Aim of the task
Extract every line where the string "name" appears.

Start Available data

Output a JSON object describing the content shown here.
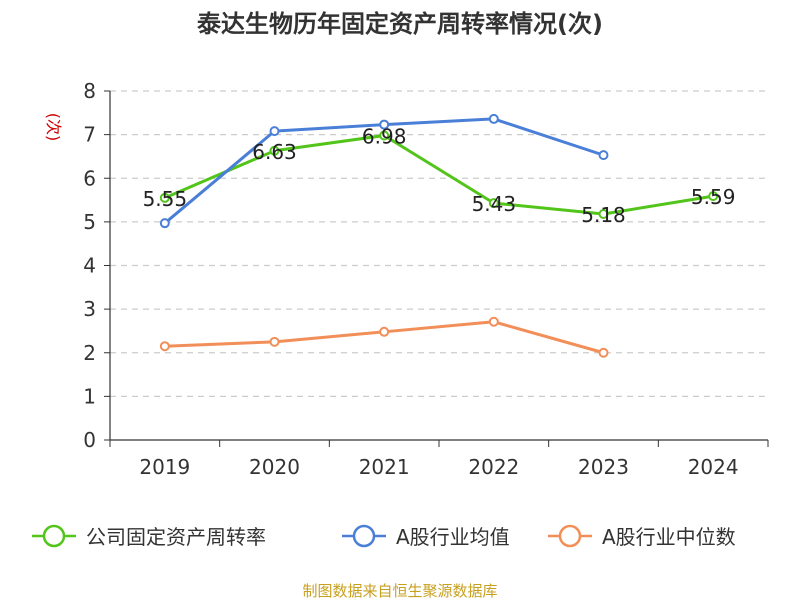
{
  "chart_data": {
    "type": "line",
    "title": "泰达生物历年固定资产周转率情况(次)",
    "ylabel": "(次)",
    "xlabel": "",
    "categories": [
      "2019",
      "2020",
      "2021",
      "2022",
      "2023",
      "2024"
    ],
    "ylim": [
      0,
      8
    ],
    "yticks": [
      "0",
      "1",
      "2",
      "3",
      "4",
      "5",
      "6",
      "7",
      "8"
    ],
    "grid": true,
    "legend_position": "bottom",
    "series": [
      {
        "name": "公司固定资产周转率",
        "color": "#52c41a",
        "values": [
          5.55,
          6.63,
          6.98,
          5.43,
          5.18,
          5.59
        ],
        "labels": [
          "5.55",
          "6.63",
          "6.98",
          "5.43",
          "5.18",
          "5.59"
        ],
        "show_labels": true
      },
      {
        "name": "A股行业均值",
        "color": "#4a7fd8",
        "values": [
          4.97,
          7.08,
          7.23,
          7.36,
          6.53,
          null
        ],
        "show_labels": false
      },
      {
        "name": "A股行业中位数",
        "color": "#f28e58",
        "values": [
          2.15,
          2.25,
          2.48,
          2.71,
          2.0,
          null
        ],
        "show_labels": false
      }
    ],
    "source": "制图数据来自恒生聚源数据库"
  }
}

End Available data

Completed task
        "name": "公司固定资产周转率",
        "name": "A股行业均值",
        "name": "A股行业中位数",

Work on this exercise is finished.